▶ [Exercise description]: Word for word, set down the records and skip each picture.

━━━━━━━━

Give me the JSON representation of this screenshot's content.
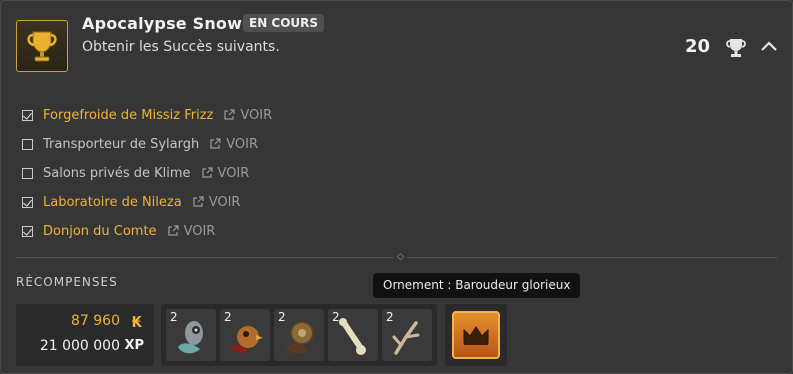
{
  "achievement": {
    "title": "Apocalypse Snow",
    "status": "EN COURS",
    "subtitle": "Obtenir les Succès suivants.",
    "points": "20",
    "icon": "trophy-icon"
  },
  "objectives": [
    {
      "label": "Forgefroide de Missiz Frizz",
      "done": true,
      "link": "VOIR"
    },
    {
      "label": "Transporteur de Sylargh",
      "done": false,
      "link": "VOIR"
    },
    {
      "label": "Salons privés de Klime",
      "done": false,
      "link": "VOIR"
    },
    {
      "label": "Laboratoire de Nileza",
      "done": true,
      "link": "VOIR"
    },
    {
      "label": "Donjon du Comte",
      "done": true,
      "link": "VOIR"
    }
  ],
  "rewards": {
    "label": "RÉCOMPENSES",
    "kamas": "87 960",
    "xp": "21 000 000",
    "xp_unit": "XP",
    "items": [
      {
        "qty": "2",
        "icon": "mask-icon"
      },
      {
        "qty": "2",
        "icon": "bird-icon"
      },
      {
        "qty": "2",
        "icon": "wood-ring-icon"
      },
      {
        "qty": "2",
        "icon": "bone-icon"
      },
      {
        "qty": "2",
        "icon": "antler-icon"
      }
    ],
    "ornament_icon": "crown-icon",
    "tooltip": "Ornement : Baroudeur glorieux"
  },
  "colors": {
    "accent": "#f0b23a",
    "background": "#363636",
    "panel": "#2a2a2a"
  }
}
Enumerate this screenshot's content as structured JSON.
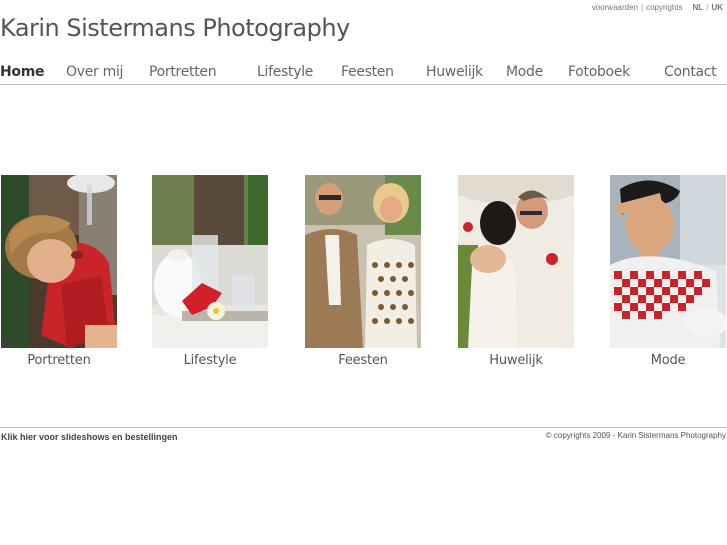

━━━━━━━━

▶ [Solution]:
Give me the JSON representation of this screenshot's content.
{
  "achievement": {
    "title": "Apocalypse Snow",
    "status": "EN COURS",
    "subtitle": "Obtenir les Succès suivants.",
    "points": "20",
    "icon": "trophy-icon"
  },
  "objectives": [
    {
      "label": "Forgefroide de Missiz Frizz",
      "done": true,
      "link": "VOIR"
    },
    {
      "label": "Transporteur de Sylargh",
      "done": false,
      "link": "VOIR"
    },
    {
      "label": "Salons privés de Klime",
      "done": false,
      "link": "VOIR"
    },
    {
      "label": "Laboratoire de Nileza",
      "done": true,
      "link": "VOIR"
    },
    {
      "label": "Donjon du Comte",
      "done": true,
      "link": "VOIR"
    }
  ],
  "rewards": {
    "label": "RÉCOMPENSES",
    "kamas": "87 960",
    "xp": "21 000 000",
    "xp_unit": "XP",
    "items": [
      {
        "qty": "2",
        "icon": "mask-icon"
      },
      {
        "qty": "2",
        "icon": "bird-icon"
      },
      {
        "qty": "2",
        "icon": "wood-ring-icon"
      },
      {
        "qty": "2",
        "icon": "bone-icon"
      },
      {
        "qty": "2",
        "icon": "antler-icon"
      }
    ],
    "ornament_icon": "crown-icon",
    "tooltip": "Ornement : Baroudeur glorieux"
  },
  "colors": {
    "accent": "#f0b23a",
    "background": "#363636",
    "panel": "#2a2a2a"
  }
}
Enumerate this screenshot's content as structured JSON.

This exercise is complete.